■ Dataset items:
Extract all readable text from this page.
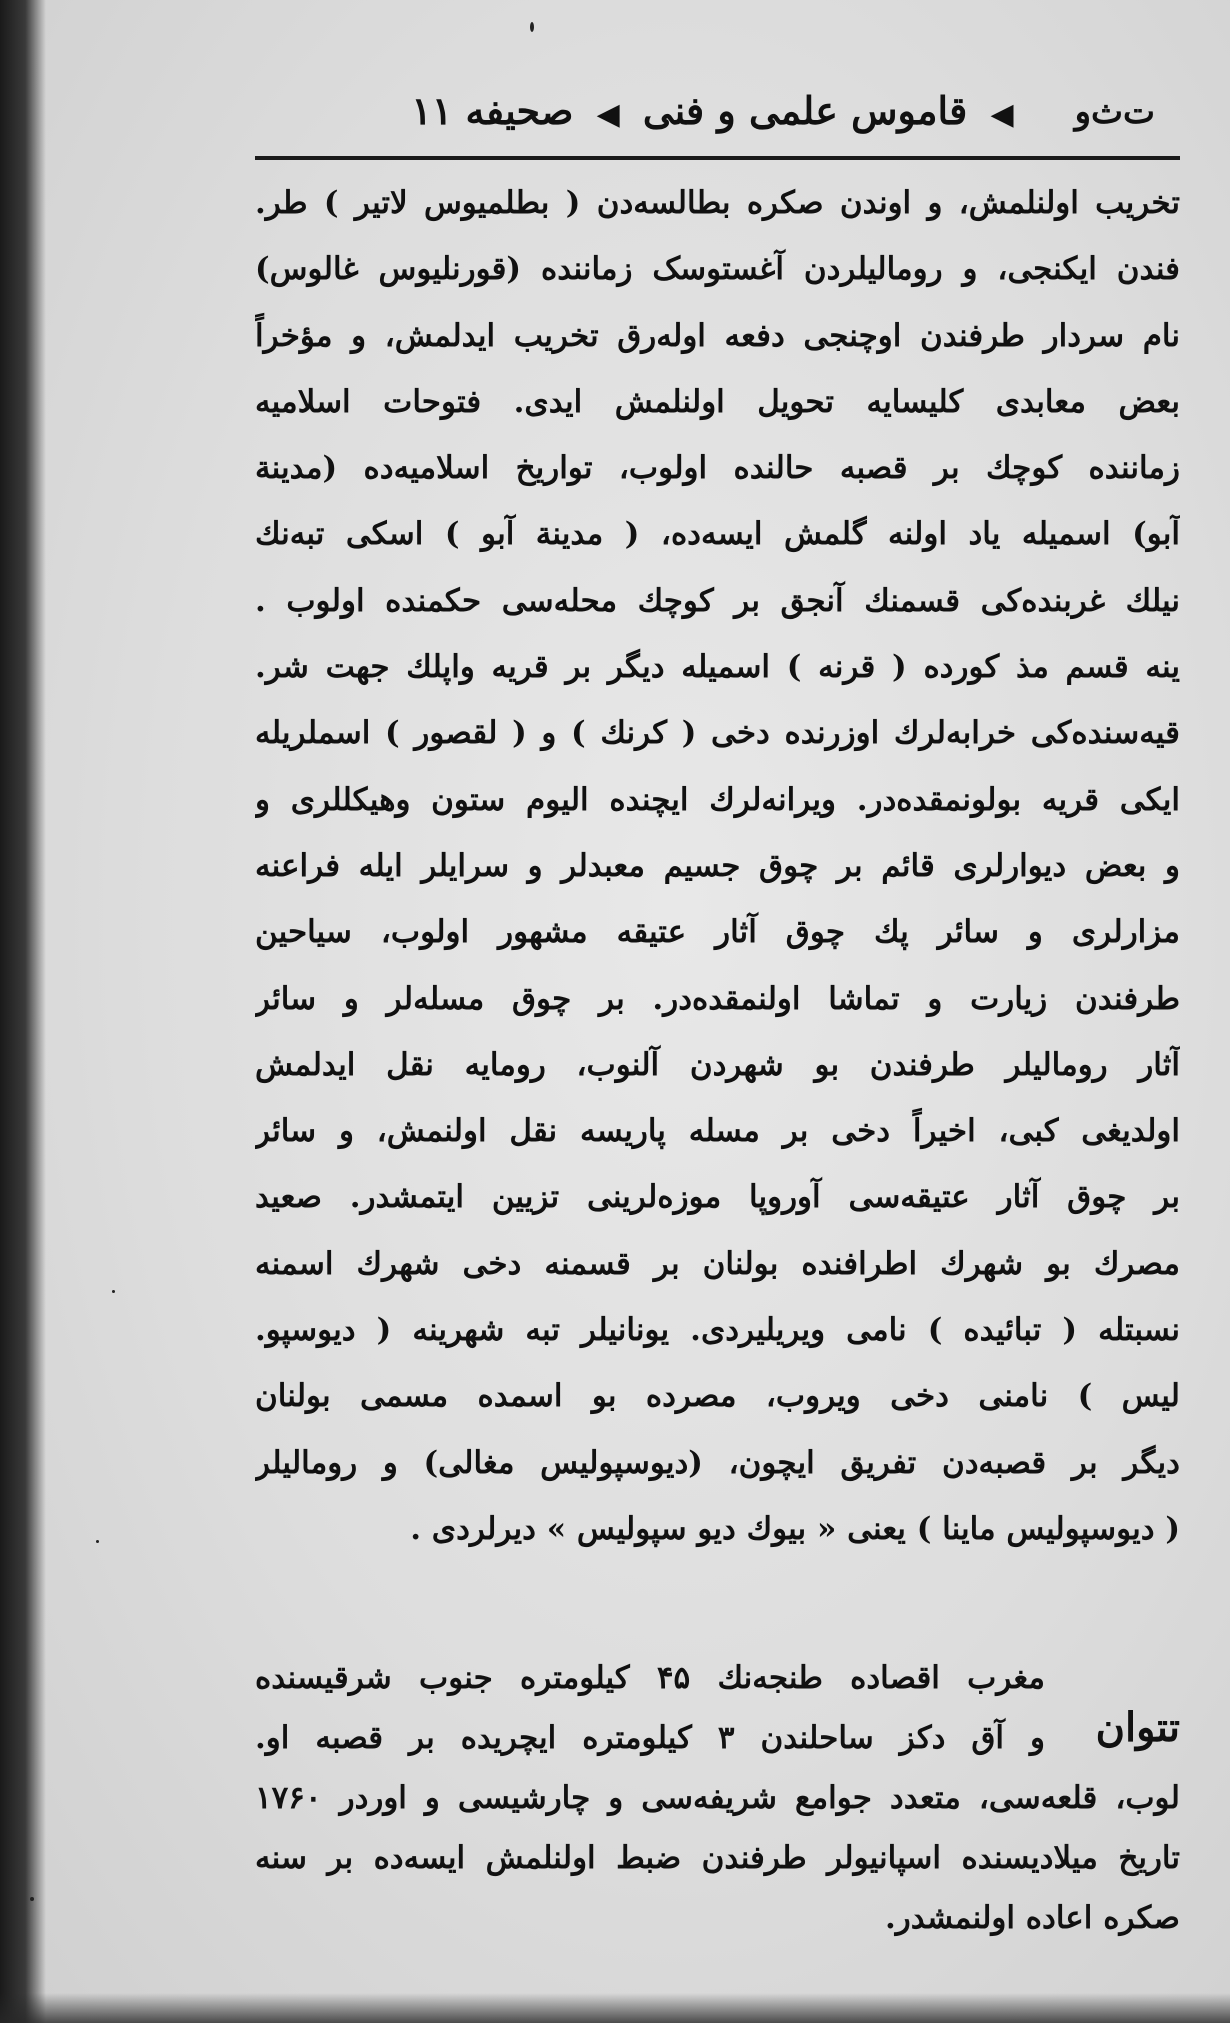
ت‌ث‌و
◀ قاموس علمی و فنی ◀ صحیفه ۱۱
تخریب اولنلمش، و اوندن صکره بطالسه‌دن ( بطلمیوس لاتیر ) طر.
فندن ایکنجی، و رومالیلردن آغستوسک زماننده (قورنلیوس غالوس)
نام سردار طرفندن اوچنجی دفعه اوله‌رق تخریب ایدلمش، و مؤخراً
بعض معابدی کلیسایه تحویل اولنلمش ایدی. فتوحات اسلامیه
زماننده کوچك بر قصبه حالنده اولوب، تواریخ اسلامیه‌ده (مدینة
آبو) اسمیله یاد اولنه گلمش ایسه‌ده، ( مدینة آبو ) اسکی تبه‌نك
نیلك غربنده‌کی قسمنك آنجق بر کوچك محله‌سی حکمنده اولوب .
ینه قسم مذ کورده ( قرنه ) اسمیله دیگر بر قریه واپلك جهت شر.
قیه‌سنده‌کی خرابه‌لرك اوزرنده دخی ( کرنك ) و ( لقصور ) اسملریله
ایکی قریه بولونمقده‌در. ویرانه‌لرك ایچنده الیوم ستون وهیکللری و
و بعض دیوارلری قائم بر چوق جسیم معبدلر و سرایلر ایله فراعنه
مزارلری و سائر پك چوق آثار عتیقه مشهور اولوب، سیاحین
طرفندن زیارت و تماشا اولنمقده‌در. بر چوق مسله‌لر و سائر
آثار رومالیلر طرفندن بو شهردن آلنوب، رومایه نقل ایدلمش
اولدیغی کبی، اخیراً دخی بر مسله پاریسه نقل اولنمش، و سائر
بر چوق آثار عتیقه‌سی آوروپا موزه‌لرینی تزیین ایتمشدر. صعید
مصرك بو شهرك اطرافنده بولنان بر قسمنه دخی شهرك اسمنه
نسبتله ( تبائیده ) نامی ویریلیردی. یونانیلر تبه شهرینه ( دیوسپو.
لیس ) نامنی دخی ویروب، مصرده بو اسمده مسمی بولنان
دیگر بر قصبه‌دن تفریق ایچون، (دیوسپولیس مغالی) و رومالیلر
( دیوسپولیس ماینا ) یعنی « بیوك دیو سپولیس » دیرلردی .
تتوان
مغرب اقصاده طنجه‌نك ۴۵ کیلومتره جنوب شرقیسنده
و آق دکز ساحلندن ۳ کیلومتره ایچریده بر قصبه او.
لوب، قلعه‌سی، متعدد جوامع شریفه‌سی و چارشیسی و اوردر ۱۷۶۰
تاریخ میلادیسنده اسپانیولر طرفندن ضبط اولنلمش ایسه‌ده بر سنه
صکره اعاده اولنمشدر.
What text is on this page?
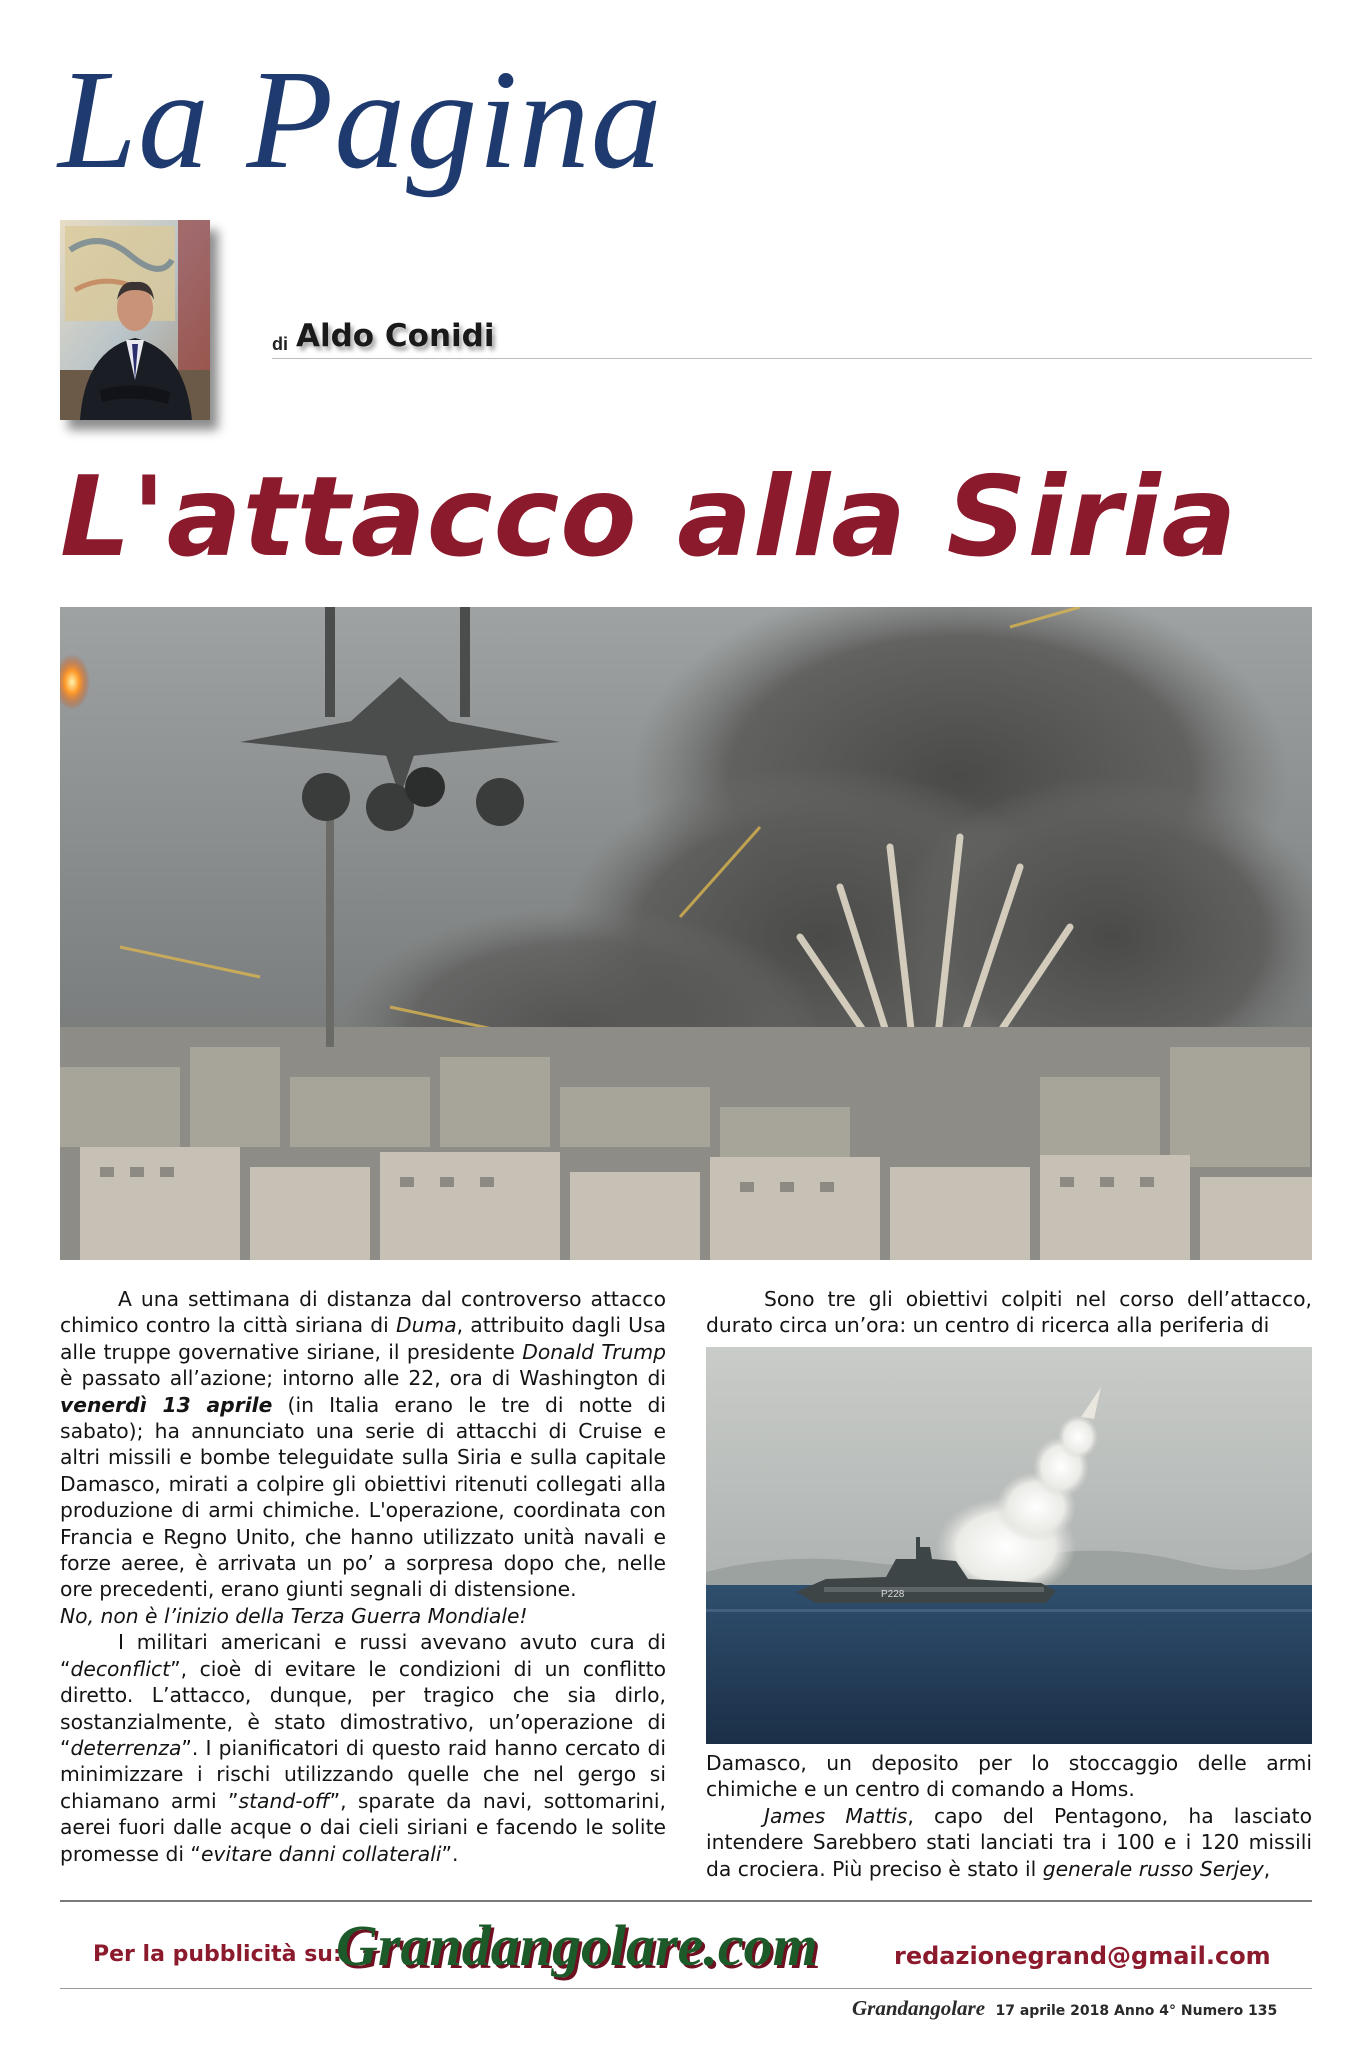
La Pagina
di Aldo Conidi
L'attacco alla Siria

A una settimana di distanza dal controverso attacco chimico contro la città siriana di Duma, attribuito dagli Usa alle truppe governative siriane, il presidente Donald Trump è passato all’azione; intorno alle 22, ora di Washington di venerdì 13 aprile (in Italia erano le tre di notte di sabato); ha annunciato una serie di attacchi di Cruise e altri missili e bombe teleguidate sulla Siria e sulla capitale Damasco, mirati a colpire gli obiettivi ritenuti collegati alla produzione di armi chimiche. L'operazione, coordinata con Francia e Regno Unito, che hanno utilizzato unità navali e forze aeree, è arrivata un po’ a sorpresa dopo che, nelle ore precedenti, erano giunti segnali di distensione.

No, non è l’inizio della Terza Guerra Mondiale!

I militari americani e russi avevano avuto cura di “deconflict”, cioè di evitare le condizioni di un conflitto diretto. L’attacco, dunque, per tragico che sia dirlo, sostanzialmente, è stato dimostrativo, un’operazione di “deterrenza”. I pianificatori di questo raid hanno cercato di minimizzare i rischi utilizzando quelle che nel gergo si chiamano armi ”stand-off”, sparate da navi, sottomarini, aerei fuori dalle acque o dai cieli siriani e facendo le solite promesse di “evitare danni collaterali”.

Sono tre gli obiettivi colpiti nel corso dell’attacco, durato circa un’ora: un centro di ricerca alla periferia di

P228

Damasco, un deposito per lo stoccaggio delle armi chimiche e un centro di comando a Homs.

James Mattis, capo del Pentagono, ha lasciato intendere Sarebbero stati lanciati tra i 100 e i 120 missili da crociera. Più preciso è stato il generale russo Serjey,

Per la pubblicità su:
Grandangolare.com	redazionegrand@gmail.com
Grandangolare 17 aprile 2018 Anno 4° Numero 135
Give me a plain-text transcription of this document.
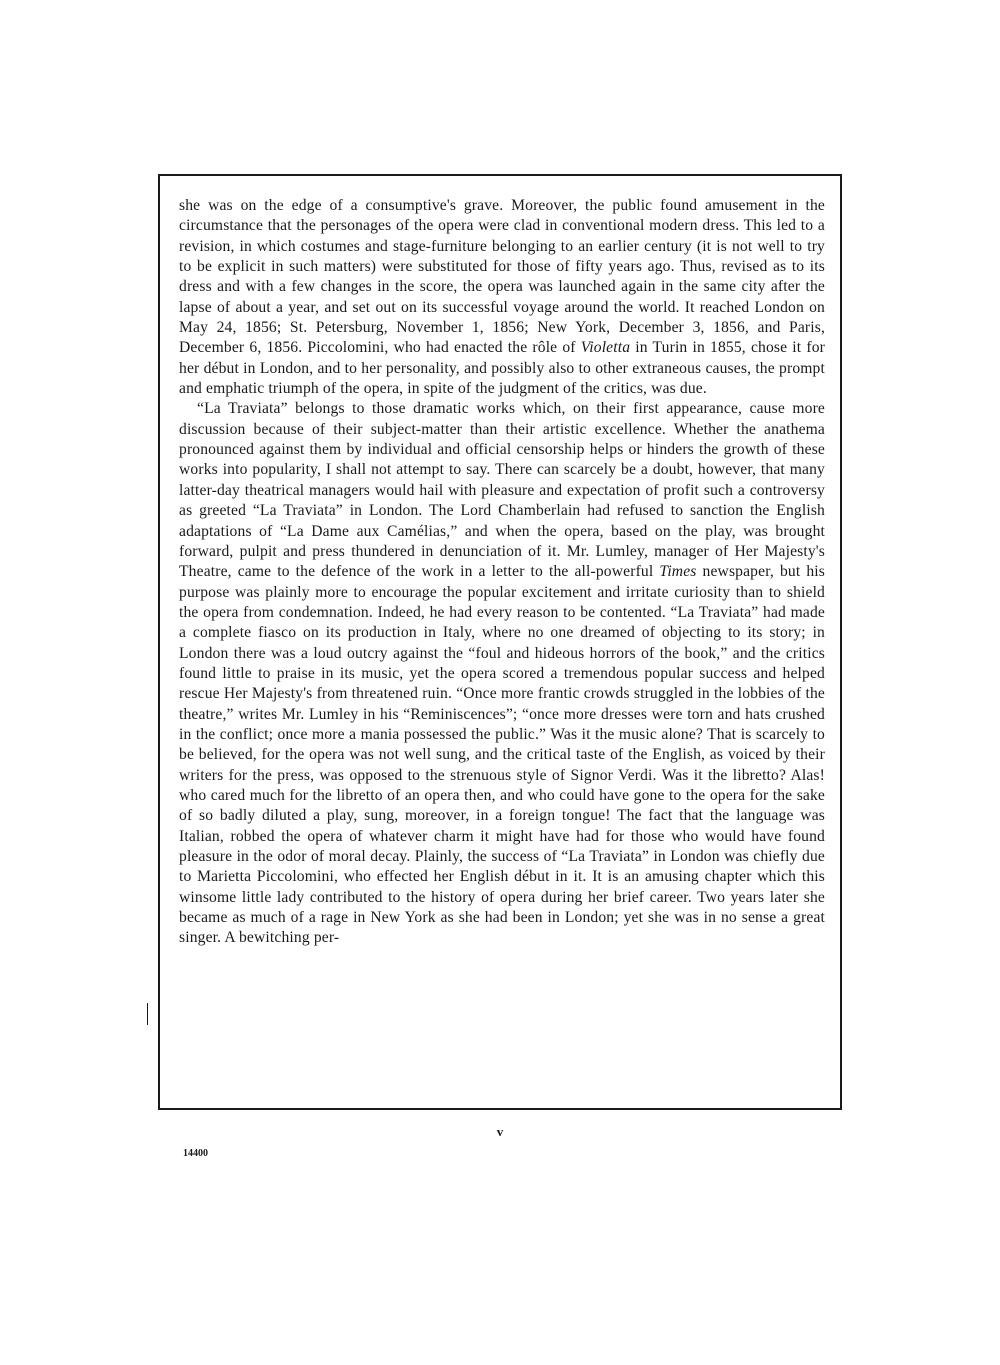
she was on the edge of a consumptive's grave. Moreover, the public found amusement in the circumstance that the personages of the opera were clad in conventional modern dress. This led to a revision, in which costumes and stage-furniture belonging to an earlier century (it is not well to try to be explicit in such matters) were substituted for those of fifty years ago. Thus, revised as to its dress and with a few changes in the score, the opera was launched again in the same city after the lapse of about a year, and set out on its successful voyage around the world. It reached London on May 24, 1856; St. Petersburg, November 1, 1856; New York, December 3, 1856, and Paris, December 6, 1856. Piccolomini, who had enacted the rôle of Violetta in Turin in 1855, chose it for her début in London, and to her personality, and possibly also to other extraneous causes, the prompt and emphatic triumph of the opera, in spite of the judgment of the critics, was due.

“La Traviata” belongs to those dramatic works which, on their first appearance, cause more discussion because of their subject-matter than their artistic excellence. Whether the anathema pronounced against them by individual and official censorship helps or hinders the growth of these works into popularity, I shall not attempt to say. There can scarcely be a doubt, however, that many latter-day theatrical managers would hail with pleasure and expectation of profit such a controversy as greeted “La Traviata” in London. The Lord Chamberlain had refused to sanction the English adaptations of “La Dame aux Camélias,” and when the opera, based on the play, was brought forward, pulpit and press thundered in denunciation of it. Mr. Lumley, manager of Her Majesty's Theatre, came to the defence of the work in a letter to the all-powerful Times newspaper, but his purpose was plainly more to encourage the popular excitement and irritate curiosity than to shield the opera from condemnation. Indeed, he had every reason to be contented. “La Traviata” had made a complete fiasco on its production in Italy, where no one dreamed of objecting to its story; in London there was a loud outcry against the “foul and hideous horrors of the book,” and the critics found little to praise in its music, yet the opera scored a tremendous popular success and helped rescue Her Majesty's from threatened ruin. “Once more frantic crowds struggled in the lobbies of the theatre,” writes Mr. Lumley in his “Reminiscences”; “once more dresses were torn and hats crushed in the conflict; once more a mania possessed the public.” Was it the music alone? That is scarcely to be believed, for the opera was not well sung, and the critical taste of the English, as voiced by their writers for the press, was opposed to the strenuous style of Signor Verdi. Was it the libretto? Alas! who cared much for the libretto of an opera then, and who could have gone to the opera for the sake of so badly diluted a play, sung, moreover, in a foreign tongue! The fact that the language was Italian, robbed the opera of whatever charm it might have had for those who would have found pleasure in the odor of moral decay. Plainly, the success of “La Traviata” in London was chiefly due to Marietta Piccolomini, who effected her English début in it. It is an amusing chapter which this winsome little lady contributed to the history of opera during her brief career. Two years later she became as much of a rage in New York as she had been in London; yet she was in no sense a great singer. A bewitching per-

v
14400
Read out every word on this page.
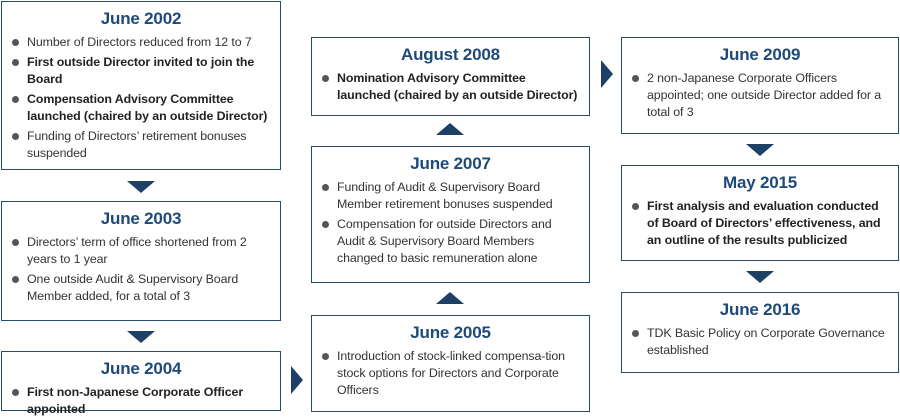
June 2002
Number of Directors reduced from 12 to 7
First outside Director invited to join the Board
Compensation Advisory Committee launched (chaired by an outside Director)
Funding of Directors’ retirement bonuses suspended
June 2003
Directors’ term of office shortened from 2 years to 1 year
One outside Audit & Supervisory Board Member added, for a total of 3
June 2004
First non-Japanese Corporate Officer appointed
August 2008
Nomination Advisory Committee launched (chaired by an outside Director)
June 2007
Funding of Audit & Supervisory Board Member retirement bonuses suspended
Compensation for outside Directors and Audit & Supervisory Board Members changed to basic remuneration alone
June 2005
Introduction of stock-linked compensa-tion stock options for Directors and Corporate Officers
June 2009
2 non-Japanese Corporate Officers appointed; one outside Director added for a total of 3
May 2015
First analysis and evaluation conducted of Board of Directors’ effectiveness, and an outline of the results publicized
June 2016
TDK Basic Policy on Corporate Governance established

■ Description of the task:
Return every line above that contains the word "total".

■ The result:
One outside Audit & Supervisory Board Member added, for a total of 3
2 non-Japanese Corporate Officers appointed; one outside Director added for a total of 3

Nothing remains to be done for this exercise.